** BEGIN **

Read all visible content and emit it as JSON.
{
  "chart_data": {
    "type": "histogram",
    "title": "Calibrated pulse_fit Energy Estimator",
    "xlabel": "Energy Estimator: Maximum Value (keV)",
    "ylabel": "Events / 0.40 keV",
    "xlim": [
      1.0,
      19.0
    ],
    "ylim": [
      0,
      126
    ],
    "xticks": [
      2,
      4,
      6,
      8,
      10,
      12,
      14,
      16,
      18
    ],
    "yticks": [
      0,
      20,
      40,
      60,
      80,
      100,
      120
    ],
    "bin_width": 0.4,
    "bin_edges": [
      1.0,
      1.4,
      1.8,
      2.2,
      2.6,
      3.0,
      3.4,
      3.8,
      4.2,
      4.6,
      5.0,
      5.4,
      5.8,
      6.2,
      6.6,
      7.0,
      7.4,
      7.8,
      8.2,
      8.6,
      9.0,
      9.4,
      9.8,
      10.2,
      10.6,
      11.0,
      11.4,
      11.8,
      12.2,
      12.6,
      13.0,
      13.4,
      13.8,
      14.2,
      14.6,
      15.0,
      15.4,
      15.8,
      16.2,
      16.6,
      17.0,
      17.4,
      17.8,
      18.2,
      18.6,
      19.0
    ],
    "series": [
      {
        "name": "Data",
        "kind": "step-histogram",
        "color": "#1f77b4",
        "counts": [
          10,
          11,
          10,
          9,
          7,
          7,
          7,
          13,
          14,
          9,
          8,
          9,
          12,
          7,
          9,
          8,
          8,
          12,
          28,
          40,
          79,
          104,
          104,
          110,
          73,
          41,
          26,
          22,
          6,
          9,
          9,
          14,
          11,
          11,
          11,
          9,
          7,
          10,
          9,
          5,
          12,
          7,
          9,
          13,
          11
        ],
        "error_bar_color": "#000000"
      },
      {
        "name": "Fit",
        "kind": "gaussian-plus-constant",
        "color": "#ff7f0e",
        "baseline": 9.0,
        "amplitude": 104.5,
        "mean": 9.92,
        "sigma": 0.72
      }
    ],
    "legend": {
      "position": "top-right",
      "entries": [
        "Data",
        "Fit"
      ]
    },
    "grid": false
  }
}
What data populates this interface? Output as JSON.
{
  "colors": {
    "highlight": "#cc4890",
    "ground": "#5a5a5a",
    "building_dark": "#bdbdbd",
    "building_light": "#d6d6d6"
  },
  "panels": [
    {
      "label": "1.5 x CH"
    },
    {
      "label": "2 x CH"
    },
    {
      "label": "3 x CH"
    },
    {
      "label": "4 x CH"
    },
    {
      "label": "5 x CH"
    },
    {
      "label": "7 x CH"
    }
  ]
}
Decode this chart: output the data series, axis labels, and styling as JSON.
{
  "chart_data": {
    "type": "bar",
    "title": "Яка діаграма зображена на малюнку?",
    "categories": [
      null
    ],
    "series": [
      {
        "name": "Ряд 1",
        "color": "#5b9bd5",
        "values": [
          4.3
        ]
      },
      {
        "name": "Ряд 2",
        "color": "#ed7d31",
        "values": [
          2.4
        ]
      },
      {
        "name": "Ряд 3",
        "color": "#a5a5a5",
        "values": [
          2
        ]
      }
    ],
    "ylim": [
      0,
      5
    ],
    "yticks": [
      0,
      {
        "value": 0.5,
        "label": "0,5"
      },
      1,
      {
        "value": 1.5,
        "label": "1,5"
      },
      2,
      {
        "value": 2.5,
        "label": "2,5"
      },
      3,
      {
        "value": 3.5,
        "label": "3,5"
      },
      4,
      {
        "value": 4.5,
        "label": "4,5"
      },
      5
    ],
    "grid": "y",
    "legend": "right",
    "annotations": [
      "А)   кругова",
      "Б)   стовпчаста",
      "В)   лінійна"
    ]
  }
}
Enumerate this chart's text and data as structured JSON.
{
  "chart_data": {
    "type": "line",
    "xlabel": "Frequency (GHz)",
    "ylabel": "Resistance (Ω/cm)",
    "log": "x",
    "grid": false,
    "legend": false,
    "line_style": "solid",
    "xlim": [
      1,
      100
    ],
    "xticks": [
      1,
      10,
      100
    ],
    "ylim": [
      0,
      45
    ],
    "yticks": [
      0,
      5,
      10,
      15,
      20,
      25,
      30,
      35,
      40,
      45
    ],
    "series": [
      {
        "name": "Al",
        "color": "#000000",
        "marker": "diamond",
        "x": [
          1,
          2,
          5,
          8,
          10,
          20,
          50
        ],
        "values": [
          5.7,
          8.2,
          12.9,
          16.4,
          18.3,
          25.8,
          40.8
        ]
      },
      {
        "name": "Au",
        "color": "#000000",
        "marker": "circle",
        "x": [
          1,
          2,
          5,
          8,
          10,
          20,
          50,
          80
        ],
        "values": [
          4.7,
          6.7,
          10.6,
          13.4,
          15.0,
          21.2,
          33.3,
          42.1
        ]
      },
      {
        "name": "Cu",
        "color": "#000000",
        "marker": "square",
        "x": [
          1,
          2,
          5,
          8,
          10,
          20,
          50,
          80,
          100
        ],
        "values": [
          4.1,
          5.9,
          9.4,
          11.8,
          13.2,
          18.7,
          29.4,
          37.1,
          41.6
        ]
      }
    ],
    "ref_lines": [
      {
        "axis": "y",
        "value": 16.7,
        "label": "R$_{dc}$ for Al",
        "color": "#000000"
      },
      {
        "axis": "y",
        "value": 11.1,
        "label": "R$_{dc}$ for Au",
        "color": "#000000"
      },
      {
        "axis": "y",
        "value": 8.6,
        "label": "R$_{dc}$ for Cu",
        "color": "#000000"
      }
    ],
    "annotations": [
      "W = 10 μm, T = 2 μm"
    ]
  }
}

** END **

◆ The request
Within the records above, how many lines include the word "histogram"? State the number by itself.

◆ The response
2